# INPUT start
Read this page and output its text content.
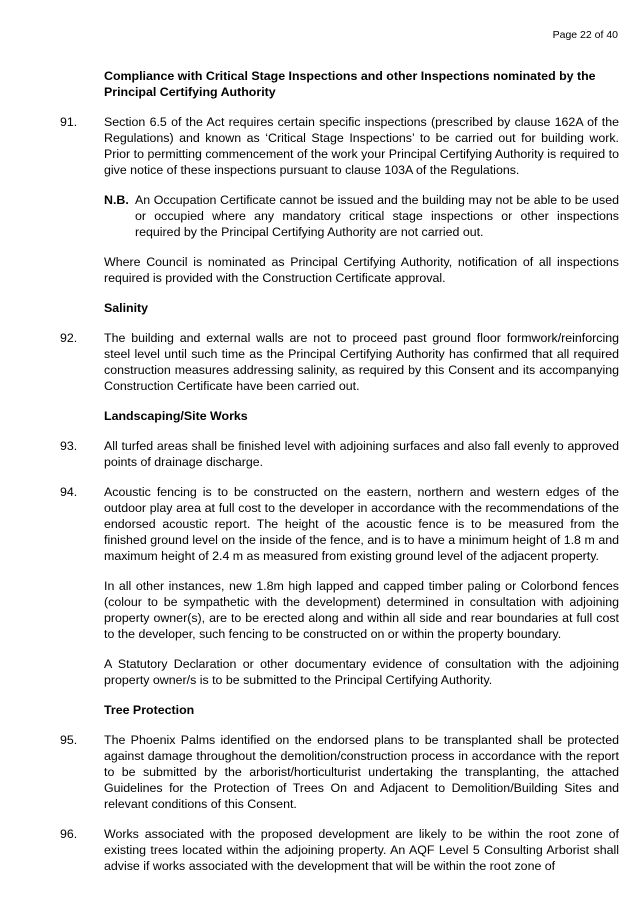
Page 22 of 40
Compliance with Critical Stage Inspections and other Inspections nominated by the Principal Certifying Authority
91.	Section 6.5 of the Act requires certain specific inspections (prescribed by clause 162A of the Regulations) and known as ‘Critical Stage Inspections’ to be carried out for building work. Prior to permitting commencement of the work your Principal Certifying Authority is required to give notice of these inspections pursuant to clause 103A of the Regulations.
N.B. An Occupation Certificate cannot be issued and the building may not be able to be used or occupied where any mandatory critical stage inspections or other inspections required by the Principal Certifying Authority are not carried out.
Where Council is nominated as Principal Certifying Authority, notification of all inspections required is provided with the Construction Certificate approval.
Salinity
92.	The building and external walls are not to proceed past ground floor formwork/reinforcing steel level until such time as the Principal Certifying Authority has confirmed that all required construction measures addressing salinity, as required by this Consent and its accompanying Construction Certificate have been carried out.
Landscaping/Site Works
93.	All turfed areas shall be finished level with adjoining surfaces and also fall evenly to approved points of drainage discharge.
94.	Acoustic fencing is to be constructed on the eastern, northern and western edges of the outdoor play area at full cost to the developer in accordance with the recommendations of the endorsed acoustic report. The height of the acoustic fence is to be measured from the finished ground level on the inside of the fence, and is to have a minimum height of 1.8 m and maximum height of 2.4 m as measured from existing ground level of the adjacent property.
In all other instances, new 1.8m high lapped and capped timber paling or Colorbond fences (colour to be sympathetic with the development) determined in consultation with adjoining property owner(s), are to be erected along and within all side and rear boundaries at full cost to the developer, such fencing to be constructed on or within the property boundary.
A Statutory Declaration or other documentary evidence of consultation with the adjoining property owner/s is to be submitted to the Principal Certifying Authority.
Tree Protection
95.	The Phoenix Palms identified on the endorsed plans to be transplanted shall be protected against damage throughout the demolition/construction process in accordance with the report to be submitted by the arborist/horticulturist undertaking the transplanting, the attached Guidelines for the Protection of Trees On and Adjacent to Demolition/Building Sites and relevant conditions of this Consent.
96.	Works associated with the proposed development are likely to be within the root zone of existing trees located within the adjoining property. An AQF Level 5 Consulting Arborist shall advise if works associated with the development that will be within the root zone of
# INPUT end
# INPUT start
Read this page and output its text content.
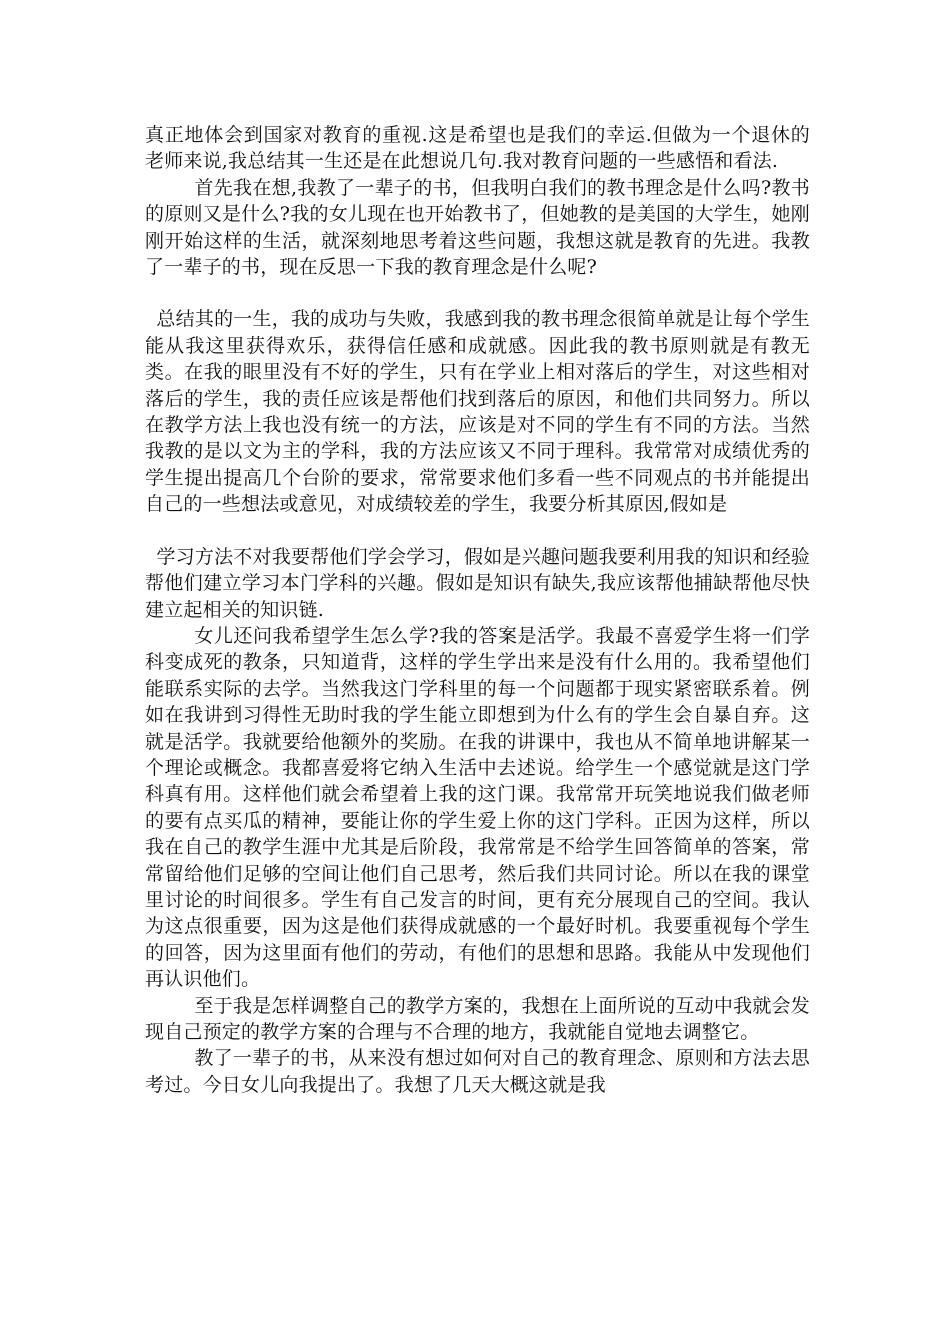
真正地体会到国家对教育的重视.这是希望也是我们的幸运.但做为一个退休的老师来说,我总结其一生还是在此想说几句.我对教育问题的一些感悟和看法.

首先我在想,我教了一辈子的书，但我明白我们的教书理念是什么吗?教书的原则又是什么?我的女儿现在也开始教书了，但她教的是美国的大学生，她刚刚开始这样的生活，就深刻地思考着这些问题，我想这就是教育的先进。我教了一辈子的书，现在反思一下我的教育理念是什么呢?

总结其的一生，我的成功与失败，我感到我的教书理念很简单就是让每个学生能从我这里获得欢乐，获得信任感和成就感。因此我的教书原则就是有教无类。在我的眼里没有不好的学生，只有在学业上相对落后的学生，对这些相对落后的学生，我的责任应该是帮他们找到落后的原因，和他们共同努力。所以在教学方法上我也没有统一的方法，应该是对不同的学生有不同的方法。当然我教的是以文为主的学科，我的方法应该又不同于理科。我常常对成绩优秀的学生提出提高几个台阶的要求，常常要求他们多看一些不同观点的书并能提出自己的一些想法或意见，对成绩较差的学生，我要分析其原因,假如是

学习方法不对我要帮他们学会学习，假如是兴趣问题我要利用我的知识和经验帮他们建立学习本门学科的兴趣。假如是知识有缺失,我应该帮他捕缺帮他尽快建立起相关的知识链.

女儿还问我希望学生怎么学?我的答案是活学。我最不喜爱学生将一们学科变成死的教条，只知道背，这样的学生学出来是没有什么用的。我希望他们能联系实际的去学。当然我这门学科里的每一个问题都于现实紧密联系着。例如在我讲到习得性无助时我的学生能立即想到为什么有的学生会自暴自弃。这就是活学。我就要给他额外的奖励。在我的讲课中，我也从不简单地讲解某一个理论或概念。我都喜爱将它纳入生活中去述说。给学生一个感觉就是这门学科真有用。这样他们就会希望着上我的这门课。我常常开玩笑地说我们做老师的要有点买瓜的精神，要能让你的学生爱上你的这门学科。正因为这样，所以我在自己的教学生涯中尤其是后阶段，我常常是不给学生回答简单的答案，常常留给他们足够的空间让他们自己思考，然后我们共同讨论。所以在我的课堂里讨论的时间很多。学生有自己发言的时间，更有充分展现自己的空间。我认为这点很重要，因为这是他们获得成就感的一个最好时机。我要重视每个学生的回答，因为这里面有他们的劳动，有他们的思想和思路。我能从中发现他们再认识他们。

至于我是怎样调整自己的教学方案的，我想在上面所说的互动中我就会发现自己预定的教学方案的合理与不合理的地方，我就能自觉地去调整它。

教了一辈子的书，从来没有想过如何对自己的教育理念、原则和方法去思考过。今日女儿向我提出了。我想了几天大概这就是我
# INPUT end
■ REQUIREMENTS
Read the lines above. Gather those in which the string "Works" is found.

■ EXERCISE OUTPUT
Landscaping/Site Works
96.	Works associated with the proposed development are likely to be within the root zone of existing trees located within the adjoining property. An AQF Level 5 Consulting Arborist shall advise if works associated with the development that will be within the root zone of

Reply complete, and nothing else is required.